◆ EXERCISE
Each of the entries should be retyped precisely as it appears.

◆ Saved data entries

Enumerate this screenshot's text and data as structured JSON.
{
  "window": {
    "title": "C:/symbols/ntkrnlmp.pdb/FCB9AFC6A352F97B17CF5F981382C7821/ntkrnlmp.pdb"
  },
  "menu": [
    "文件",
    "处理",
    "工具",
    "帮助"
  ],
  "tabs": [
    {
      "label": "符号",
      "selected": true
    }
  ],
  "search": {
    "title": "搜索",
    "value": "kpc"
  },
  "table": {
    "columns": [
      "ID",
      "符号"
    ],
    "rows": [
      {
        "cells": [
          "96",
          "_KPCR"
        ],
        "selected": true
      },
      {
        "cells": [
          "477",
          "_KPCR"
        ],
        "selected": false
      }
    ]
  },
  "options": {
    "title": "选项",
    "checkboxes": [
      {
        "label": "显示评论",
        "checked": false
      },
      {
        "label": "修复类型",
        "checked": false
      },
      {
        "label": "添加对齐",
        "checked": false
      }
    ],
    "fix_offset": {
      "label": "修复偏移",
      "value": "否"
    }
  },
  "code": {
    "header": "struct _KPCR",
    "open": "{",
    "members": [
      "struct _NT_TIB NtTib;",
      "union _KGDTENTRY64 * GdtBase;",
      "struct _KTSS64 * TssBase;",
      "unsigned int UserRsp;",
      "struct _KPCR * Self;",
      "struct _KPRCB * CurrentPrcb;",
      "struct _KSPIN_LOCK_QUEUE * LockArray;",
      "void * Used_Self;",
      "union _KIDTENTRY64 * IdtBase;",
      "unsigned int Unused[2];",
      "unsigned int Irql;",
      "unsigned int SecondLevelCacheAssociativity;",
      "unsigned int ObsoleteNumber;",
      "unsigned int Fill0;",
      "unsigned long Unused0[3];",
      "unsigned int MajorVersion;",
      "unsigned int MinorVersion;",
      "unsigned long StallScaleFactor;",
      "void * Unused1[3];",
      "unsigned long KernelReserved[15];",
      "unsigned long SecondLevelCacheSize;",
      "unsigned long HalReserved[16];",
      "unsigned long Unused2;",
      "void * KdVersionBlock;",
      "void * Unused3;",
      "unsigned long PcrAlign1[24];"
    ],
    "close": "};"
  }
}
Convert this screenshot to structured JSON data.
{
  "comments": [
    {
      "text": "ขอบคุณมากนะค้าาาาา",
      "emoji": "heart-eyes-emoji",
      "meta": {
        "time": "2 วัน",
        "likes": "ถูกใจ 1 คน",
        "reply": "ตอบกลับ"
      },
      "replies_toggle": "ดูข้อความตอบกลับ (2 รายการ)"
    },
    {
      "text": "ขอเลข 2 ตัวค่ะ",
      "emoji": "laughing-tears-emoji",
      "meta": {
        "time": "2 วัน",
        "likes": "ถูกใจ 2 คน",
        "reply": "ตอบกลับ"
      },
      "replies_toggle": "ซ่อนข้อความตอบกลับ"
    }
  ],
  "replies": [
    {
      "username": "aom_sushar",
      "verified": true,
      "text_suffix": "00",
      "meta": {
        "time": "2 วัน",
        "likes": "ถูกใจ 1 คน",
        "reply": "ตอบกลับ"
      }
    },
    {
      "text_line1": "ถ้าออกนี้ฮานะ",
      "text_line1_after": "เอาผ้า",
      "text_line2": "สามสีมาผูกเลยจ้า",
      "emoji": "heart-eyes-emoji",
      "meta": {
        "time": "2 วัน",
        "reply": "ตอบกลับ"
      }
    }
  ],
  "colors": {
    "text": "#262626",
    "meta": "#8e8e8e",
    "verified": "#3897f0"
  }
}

◆ WRITTEN ANSWER
Enumerate this screenshot's text and data as structured JSON.
{
  "window": {
    "title": "C:/symbols/ntkrnlmp.pdb/FCB9AFC6A352F97B17CF5F981382C7821/ntkrnlmp.pdb"
  },
  "menu": [
    "文件",
    "处理",
    "工具",
    "帮助"
  ],
  "tabs": [
    {
      "label": "符号",
      "selected": true
    }
  ],
  "search": {
    "title": "搜索",
    "value": "kpc"
  },
  "table": {
    "columns": [
      "ID",
      "符号"
    ],
    "rows": [
      {
        "cells": [
          "96",
          "_KPCR"
        ],
        "selected": true
      },
      {
        "cells": [
          "477",
          "_KPCR"
        ],
        "selected": false
      }
    ]
  },
  "options": {
    "title": "选项",
    "checkboxes": [
      {
        "label": "显示评论",
        "checked": false
      },
      {
        "label": "修复类型",
        "checked": false
      },
      {
        "label": "添加对齐",
        "checked": false
      }
    ],
    "fix_offset": {
      "label": "修复偏移",
      "value": "否"
    }
  },
  "code": {
    "header": "struct _KPCR",
    "open": "{",
    "members": [
      "struct _NT_TIB NtTib;",
      "union _KGDTENTRY64 * GdtBase;",
      "struct _KTSS64 * TssBase;",
      "unsigned int UserRsp;",
      "struct _KPCR * Self;",
      "struct _KPRCB * CurrentPrcb;",
      "struct _KSPIN_LOCK_QUEUE * LockArray;",
      "void * Used_Self;",
      "union _KIDTENTRY64 * IdtBase;",
      "unsigned int Unused[2];",
      "unsigned int Irql;",
      "unsigned int SecondLevelCacheAssociativity;",
      "unsigned int ObsoleteNumber;",
      "unsigned int Fill0;",
      "unsigned long Unused0[3];",
      "unsigned int MajorVersion;",
      "unsigned int MinorVersion;",
      "unsigned long StallScaleFactor;",
      "void * Unused1[3];",
      "unsigned long KernelReserved[15];",
      "unsigned long SecondLevelCacheSize;",
      "unsigned long HalReserved[16];",
      "unsigned long Unused2;",
      "void * KdVersionBlock;",
      "void * Unused3;",
      "unsigned long PcrAlign1[24];"
    ],
    "close": "};"
  }
}
Convert this screenshot to structured JSON data.
{
  "comments": [
    {
      "text": "ขอบคุณมากนะค้าาาาา",
      "emoji": "heart-eyes-emoji",
      "meta": {
        "time": "2 วัน",
        "likes": "ถูกใจ 1 คน",
        "reply": "ตอบกลับ"
      },
      "replies_toggle": "ดูข้อความตอบกลับ (2 รายการ)"
    },
    {
      "text": "ขอเลข 2 ตัวค่ะ",
      "emoji": "laughing-tears-emoji",
      "meta": {
        "time": "2 วัน",
        "likes": "ถูกใจ 2 คน",
        "reply": "ตอบกลับ"
      },
      "replies_toggle": "ซ่อนข้อความตอบกลับ"
    }
  ],
  "replies": [
    {
      "username": "aom_sushar",
      "verified": true,
      "text_suffix": "00",
      "meta": {
        "time": "2 วัน",
        "likes": "ถูกใจ 1 คน",
        "reply": "ตอบกลับ"
      }
    },
    {
      "text_line1": "ถ้าออกนี้ฮานะ",
      "text_line1_after": "เอาผ้า",
      "text_line2": "สามสีมาผูกเลยจ้า",
      "emoji": "heart-eyes-emoji",
      "meta": {
        "time": "2 วัน",
        "reply": "ตอบกลับ"
      }
    }
  ],
  "colors": {
    "text": "#262626",
    "meta": "#8e8e8e",
    "verified": "#3897f0"
  }
}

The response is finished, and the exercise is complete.